TASK DIRECTIONS: Below are some records. Copy every line in them that holds "Olecko".

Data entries
○ ○ ○ ○ ○

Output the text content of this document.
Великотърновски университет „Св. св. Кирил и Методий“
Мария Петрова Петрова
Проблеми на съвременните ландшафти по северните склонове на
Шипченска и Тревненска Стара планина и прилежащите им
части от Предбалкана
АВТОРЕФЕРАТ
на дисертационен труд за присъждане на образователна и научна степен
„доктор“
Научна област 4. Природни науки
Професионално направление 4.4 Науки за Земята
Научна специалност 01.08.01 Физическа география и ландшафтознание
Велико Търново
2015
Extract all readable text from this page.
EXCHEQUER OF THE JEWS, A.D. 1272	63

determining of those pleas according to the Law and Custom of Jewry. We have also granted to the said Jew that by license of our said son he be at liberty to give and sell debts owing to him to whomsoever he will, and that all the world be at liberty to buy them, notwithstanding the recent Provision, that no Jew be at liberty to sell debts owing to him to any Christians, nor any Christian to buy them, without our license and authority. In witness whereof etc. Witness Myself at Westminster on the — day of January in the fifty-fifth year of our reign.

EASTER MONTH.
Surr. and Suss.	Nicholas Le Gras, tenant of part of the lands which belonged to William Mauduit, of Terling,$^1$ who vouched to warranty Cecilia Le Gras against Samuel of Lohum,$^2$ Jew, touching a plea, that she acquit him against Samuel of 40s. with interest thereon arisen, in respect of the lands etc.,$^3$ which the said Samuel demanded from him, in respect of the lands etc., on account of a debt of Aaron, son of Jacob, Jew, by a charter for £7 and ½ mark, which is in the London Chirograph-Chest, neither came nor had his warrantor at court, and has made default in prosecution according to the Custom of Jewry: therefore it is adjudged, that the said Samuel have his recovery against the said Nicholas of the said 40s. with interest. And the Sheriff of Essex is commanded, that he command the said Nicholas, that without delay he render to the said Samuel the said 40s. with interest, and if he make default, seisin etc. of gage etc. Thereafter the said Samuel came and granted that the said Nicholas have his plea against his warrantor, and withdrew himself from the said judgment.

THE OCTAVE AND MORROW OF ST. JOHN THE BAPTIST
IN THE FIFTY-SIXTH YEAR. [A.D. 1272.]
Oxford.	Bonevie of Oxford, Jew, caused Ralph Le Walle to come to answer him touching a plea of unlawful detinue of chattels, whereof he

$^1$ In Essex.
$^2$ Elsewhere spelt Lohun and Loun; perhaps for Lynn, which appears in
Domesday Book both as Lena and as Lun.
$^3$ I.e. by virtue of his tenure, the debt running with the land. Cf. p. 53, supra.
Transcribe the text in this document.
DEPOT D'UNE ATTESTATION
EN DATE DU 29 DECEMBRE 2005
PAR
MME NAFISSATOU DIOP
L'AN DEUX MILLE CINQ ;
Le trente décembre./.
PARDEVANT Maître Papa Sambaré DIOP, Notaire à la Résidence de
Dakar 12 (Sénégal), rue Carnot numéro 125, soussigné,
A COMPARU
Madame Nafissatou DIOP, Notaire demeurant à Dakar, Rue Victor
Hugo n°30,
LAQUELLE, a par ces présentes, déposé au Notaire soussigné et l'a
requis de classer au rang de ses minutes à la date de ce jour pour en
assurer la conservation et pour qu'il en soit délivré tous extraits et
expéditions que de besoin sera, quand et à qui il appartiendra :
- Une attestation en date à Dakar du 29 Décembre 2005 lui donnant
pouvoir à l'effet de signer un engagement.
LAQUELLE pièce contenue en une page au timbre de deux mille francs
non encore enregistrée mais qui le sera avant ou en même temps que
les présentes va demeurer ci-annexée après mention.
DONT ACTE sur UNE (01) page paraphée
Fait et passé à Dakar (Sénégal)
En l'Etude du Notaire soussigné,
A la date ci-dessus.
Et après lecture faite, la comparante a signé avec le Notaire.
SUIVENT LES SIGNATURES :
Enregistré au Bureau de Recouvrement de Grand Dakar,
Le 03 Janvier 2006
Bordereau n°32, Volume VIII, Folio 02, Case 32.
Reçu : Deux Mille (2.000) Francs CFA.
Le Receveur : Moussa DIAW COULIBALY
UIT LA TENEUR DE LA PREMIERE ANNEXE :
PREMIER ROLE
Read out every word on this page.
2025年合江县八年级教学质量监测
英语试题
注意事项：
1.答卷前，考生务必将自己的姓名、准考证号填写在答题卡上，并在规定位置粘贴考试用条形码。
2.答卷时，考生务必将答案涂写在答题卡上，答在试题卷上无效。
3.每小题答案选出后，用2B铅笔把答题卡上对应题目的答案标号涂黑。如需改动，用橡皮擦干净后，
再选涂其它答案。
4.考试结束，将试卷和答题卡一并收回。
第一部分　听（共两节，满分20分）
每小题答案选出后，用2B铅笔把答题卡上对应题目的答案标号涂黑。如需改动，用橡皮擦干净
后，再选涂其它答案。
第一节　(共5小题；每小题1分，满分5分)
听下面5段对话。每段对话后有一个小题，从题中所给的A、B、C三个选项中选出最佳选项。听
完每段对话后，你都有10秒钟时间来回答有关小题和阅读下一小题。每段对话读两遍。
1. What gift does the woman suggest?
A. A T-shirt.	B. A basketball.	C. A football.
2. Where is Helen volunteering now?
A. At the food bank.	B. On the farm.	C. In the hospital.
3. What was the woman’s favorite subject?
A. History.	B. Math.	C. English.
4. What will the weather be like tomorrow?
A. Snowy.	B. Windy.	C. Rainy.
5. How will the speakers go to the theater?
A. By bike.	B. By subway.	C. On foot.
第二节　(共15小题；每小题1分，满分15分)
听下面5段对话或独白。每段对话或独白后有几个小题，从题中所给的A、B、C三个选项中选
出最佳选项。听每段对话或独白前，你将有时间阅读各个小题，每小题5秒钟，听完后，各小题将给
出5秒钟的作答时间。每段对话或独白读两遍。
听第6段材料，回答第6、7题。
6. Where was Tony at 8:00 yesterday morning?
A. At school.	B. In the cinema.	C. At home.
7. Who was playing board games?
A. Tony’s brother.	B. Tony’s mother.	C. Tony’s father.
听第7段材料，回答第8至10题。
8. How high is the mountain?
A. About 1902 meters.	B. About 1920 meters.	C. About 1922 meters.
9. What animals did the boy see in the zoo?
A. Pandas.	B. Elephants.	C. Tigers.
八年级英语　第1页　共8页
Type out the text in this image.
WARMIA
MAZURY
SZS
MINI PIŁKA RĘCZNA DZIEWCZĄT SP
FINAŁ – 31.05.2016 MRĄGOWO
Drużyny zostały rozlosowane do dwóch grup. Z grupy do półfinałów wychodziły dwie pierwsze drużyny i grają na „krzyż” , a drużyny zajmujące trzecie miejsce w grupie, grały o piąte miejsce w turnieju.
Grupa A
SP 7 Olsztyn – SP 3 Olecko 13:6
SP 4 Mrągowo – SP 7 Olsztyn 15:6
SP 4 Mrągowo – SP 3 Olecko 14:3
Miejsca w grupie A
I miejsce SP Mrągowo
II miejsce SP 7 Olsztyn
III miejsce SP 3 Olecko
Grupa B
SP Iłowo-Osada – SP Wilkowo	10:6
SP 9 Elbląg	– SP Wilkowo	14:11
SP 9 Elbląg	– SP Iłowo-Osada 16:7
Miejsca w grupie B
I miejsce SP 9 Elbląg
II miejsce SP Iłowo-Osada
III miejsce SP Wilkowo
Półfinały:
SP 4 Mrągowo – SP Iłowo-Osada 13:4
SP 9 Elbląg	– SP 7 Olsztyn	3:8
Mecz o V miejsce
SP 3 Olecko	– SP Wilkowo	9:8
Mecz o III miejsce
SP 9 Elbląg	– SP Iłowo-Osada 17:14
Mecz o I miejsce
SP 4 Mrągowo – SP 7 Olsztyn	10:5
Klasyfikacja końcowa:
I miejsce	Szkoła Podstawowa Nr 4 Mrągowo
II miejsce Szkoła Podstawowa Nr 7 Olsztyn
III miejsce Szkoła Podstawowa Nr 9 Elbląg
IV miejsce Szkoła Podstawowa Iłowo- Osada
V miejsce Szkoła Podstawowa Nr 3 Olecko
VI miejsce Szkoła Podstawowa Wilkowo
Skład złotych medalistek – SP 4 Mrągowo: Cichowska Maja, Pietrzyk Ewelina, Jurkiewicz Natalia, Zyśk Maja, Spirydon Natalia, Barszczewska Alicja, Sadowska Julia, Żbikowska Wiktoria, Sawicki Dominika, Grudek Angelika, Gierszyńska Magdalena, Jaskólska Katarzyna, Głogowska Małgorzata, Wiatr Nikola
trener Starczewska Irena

○ ○ ○ ○ ○

THE OUTPUT:
SP 7 Olsztyn – SP 3 Olecko 13:6
SP 4 Mrągowo – SP 3 Olecko 14:3
III miejsce SP 3 Olecko
SP 3 Olecko	– SP Wilkowo	9:8
V miejsce Szkoła Podstawowa Nr 3 Olecko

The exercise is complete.